**Task to carry out**
Using the text on climate change and food technology below, explain in one to three sentences why it discusses only indoor farming among the kinds of food tech it mentions.

**Selected text**
────

Over the lunch table the other day we started talking about the future of food production in the context climate change, and it got us wondering what kinds technological solutions are being cooked up to address the many disruptions that a warming world could bring.
To preface this, in a casual reading of the stats around climate, we were surprised — and a little terrified — to discover that for the first time in roughly three million years, carbon dioxide levels in the atmosphere has reached 415ppm, while temperatures up near the Russian entrance to the Artic Ocean tapped a summery 29 degrees Celsius.
To top this off, a new study projects global water levels to rise between 50cm to 98cm by 2100.
Now, you already know about the potential for climate change to trigger more extreme weather events and render large swathes of land into uninhabitable aquariums. But something we found even more disturbing was the impact these changes could have on global food production.
For instance, this study indicated that global vegetable yields could fall by as much as 35% by 2100, and this study projected that US corn production (which is used to feed both humans and livestock) could be cut in half in the same period. The studies go on, but the message is clear: crops being submerged in water, hot temperatures lowering yields, a smattering of wildly swinging weather decimating production are going to affect every level of the food chain— all the while the human population is set to burgeon to almost 10bn by 2050.
What does this mean? If it goes unchecked, a lot will go without food, and for those with access, it’ll get a lot more expensive.
Of rice and men
Here comes technology to fill our plates.
In preparation for a world where traditional, outdoor agricultural methods become more impotent while demand for food grows, food tech is emerging in genetically edited seeds, new ways to cultivate crops, and shifting agriculture indoors.
Because we don’t have space here to cover all the different types of food tech, we will for now take focus one on that caught our attention during our lunchtime discussion: indoor farming.
The idea is fairly straightforward, instead of growing in expansive farms — office buildings, the spaces beneath streets, floors of skyscrapers, and warehouses can be converted into vertical racks of crops, powered by artificial lighting and specialized climates. No need for seasonal veggies delivered from way out in the countryside, whether it’s lettuce or garlic or tomatoes, you can grow them in the empty office downstairs — and often faster and with more yield than the farms of today.
Growing Underground from London, for instance, is raising garlic and chives using recycled water and cardboard within London’s underground tunnels. While Japan’s Spread is combining machinery to try pump out around 20,000 balls of lettuce a day.
To take the techie crunch even further, Iron Ox of California has built a fully autonomous indoor farm, using robots to plant, maintain, and harvest greens. In one acre, these sleepless workers can produce the equivalent of 30 acres of farming in an outdoor space.
And other startups, such as Klimazone (a participant of our accelerator) are making specialized climates for indoor vertical farms, so the food of the future can grow in a sweet spot of ideal humidity, temperature, air composition, and hydration.
We came out of lunch feeling a little less distressed, comforted by some of the solutions that technology could bring to tackle the challenges brought on by climate change, as unfortunate as that reality is. Either way, the farms of the future may be more closer, smaller, taller, more robotic, and may be delivering food to our plates a lot sooner than we might expect.

────

**Data records**
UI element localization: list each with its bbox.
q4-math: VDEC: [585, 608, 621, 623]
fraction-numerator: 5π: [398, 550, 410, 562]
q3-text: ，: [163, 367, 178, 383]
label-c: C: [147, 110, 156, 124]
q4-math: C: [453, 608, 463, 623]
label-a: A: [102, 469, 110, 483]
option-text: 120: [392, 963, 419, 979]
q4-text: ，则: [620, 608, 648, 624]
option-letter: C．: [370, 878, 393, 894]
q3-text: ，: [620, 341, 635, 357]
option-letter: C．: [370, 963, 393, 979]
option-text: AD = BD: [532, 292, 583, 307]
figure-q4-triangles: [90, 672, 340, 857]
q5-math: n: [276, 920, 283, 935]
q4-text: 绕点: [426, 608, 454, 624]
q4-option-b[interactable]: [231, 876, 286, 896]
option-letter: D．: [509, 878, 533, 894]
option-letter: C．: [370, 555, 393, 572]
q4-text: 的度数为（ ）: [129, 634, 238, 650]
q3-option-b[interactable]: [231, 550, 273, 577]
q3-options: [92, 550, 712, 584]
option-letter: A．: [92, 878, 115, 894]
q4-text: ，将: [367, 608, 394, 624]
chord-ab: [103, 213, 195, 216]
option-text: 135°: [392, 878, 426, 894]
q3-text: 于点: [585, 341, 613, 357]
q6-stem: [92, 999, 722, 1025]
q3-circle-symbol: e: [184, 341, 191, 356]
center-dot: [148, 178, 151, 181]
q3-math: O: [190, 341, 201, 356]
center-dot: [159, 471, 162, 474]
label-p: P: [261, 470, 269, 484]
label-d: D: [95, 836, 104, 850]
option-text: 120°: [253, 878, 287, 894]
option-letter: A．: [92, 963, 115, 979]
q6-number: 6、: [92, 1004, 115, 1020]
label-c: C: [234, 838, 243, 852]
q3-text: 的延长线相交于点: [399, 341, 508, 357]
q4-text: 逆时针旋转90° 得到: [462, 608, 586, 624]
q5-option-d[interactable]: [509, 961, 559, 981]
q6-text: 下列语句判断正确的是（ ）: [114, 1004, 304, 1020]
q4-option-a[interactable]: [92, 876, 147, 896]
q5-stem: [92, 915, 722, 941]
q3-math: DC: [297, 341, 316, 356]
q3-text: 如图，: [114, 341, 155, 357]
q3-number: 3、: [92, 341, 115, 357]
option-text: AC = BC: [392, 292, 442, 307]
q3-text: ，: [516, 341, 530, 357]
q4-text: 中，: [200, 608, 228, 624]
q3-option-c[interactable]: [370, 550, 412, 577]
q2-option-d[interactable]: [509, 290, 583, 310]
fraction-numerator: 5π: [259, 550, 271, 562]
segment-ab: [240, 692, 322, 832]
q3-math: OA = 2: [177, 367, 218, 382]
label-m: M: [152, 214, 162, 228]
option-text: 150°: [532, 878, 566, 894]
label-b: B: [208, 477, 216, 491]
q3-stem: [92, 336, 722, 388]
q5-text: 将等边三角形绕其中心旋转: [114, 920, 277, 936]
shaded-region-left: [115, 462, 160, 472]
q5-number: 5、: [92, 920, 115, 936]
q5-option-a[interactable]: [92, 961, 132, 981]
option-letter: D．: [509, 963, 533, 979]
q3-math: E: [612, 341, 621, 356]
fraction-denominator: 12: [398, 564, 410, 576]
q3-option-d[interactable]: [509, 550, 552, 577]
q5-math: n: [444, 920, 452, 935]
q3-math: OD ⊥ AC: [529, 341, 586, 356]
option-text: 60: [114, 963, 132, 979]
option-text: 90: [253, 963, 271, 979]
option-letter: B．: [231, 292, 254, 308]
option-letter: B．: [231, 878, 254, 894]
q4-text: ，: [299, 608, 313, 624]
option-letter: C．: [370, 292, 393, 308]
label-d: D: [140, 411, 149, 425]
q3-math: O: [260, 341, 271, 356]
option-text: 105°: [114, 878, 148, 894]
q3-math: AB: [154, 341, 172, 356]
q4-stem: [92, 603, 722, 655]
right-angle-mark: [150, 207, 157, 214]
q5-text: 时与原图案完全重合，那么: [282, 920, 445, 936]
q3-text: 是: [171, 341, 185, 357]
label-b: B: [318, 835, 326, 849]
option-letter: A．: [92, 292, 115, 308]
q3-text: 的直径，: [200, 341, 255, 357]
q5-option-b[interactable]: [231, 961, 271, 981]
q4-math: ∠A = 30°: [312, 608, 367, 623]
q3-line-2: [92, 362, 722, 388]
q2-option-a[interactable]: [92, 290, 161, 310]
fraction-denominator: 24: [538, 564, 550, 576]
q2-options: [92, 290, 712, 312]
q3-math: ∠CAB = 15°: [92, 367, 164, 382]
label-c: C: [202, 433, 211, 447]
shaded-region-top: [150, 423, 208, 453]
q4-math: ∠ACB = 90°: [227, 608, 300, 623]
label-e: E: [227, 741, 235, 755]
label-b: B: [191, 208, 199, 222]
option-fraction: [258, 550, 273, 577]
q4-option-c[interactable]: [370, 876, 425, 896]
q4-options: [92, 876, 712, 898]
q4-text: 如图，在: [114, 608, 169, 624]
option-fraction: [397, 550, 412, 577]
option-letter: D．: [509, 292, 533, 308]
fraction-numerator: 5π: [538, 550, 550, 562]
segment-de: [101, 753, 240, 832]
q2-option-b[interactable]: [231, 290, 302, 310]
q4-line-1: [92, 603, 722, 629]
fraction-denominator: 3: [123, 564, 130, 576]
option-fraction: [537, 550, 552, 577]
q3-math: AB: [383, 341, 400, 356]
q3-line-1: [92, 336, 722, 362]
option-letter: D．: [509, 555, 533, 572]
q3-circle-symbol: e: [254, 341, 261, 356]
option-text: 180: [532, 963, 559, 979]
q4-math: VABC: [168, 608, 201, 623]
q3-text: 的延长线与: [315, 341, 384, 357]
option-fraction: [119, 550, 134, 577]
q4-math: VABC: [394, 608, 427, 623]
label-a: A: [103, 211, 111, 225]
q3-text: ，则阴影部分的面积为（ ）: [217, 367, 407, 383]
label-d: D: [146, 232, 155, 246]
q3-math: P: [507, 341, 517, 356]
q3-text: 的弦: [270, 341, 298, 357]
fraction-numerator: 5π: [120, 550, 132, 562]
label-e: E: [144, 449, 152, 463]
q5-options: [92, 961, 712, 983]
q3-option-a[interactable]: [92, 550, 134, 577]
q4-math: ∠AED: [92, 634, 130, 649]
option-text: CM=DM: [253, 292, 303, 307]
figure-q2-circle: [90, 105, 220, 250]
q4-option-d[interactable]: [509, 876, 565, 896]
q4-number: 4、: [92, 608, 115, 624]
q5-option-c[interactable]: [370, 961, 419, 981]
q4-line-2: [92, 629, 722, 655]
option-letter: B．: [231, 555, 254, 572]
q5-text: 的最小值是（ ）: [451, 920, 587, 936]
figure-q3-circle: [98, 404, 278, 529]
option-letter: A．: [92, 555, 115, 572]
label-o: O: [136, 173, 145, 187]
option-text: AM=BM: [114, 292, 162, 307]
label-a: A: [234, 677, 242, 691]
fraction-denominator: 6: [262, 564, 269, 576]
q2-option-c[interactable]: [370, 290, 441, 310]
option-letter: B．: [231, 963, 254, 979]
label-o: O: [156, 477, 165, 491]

────

**Solution to the problem**
The text says there is no space to cover all the different types of food tech, so it focuses on one. It chose indoor farming because that was the one that caught the writers' attention during their lunchtime discussion.